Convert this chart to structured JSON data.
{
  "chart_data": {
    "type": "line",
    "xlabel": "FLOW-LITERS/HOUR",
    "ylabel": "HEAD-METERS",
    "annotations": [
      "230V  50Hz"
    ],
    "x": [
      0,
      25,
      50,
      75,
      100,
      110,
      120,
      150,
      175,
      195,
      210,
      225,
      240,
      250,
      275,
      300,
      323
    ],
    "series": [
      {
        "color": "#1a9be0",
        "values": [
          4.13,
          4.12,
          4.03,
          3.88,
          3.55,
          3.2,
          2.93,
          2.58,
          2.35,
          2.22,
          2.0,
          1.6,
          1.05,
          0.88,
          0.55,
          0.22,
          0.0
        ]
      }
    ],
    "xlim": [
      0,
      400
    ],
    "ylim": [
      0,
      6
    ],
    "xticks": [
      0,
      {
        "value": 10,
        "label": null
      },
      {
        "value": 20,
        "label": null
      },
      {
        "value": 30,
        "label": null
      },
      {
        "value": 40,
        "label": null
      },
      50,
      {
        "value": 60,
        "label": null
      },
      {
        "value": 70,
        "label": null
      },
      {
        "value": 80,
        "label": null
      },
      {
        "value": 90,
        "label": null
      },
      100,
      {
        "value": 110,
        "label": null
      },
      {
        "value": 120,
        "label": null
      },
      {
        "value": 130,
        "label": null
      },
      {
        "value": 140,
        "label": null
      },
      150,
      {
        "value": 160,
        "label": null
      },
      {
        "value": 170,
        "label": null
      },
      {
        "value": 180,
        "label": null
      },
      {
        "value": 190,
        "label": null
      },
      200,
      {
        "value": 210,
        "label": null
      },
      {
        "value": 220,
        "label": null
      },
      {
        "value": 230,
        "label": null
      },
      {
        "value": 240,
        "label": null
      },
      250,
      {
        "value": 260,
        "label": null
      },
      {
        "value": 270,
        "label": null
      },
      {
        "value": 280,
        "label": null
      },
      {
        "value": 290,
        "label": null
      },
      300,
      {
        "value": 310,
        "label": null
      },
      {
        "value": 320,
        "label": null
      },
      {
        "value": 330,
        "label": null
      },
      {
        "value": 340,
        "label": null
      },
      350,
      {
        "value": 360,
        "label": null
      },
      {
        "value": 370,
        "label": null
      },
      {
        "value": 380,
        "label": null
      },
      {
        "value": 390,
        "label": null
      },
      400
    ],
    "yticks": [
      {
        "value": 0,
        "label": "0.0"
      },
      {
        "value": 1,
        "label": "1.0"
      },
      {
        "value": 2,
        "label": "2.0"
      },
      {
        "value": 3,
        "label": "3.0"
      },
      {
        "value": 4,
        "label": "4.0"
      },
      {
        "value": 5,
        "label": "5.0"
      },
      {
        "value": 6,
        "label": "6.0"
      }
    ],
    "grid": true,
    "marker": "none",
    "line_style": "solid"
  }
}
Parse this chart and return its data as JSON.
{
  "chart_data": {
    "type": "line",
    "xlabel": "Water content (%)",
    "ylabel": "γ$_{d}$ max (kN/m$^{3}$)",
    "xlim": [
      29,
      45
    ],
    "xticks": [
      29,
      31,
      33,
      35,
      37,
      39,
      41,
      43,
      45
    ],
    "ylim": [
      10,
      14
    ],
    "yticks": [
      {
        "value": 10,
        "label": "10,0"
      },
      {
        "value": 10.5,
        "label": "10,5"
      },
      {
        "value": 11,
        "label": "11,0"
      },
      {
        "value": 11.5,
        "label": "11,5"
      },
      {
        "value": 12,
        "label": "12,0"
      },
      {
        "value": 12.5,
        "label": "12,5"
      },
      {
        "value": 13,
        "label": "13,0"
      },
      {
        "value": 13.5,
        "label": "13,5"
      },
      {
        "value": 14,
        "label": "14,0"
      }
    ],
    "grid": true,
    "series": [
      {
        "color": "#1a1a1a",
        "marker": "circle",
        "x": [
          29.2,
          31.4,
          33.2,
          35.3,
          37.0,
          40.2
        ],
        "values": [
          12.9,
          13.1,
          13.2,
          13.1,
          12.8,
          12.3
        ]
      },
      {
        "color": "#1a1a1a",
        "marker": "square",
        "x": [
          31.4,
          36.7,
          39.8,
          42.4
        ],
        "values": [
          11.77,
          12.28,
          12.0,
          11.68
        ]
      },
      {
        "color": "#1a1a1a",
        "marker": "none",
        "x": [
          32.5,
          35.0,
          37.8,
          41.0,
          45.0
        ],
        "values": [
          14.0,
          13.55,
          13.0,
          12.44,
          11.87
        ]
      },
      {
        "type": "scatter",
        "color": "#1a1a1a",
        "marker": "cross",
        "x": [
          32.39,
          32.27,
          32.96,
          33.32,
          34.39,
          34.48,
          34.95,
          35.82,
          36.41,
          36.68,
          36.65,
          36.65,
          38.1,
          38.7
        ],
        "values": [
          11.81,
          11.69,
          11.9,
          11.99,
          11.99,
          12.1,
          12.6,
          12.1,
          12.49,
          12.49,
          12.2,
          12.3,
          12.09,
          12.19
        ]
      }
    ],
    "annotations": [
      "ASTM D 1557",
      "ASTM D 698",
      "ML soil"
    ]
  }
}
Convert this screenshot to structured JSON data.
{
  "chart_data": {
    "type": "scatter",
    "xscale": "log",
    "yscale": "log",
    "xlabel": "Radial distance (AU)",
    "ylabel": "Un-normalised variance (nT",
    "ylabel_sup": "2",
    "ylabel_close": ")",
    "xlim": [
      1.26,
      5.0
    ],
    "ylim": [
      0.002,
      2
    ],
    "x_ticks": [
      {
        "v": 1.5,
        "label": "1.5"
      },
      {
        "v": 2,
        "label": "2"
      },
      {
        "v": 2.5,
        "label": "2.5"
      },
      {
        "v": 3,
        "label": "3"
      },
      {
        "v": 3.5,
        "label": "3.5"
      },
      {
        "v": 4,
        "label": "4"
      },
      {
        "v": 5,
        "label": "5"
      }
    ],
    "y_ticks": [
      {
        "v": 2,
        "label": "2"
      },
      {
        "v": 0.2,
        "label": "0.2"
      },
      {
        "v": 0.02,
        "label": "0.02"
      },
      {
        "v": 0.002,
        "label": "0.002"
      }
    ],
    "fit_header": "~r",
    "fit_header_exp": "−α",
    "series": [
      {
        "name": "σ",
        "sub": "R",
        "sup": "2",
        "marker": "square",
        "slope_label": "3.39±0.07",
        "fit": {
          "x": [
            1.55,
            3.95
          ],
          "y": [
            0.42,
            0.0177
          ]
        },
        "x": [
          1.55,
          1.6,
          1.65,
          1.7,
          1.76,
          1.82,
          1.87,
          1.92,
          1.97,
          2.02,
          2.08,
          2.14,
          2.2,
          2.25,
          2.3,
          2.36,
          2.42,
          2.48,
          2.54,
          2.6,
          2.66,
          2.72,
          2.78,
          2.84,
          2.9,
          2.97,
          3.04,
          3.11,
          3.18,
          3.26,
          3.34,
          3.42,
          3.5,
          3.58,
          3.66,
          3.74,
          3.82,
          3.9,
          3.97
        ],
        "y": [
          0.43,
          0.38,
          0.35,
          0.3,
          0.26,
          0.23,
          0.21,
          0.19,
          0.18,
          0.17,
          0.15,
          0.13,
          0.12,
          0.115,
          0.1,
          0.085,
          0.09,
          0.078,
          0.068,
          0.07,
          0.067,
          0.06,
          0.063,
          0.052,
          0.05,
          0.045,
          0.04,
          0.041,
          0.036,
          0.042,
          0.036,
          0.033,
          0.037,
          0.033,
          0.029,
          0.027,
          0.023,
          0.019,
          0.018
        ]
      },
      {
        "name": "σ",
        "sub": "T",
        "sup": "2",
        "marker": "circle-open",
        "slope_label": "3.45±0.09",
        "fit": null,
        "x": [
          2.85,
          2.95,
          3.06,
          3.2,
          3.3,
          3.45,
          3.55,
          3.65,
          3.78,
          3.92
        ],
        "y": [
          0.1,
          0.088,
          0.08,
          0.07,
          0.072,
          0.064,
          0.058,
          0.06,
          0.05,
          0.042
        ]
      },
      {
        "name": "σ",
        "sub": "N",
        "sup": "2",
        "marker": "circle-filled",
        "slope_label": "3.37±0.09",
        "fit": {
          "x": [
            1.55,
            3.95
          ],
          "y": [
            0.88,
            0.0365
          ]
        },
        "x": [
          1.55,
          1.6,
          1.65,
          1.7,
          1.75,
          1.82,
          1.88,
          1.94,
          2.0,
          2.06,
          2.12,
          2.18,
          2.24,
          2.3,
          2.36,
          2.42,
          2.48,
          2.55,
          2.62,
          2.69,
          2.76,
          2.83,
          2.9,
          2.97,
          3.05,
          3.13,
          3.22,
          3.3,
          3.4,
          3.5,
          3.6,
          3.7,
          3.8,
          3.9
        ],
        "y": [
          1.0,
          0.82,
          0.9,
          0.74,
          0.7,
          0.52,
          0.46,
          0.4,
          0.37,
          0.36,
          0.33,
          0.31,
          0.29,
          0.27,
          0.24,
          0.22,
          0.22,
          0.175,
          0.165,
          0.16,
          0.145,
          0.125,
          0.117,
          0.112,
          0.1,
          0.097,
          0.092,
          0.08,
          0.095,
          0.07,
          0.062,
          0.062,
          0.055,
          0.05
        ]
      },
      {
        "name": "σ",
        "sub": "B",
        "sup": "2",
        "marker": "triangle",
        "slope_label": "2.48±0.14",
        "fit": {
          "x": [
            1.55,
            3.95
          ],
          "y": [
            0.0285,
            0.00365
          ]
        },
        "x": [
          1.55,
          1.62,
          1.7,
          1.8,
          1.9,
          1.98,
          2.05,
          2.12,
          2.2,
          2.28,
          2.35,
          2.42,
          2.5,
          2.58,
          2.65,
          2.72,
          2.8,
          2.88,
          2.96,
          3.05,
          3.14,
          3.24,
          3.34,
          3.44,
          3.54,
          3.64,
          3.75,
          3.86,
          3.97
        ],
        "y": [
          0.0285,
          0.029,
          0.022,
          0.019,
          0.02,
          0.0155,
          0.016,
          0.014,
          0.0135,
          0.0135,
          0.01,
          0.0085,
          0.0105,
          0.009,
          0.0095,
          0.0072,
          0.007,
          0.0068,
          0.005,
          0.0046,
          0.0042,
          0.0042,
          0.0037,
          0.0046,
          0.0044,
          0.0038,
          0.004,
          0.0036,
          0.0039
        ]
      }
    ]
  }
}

* * * *

Copy out all lines above that include the string "JSON".

Convert this chart to structured JSON data.
Parse this chart and return its data as JSON.
Convert this screenshot to structured JSON data.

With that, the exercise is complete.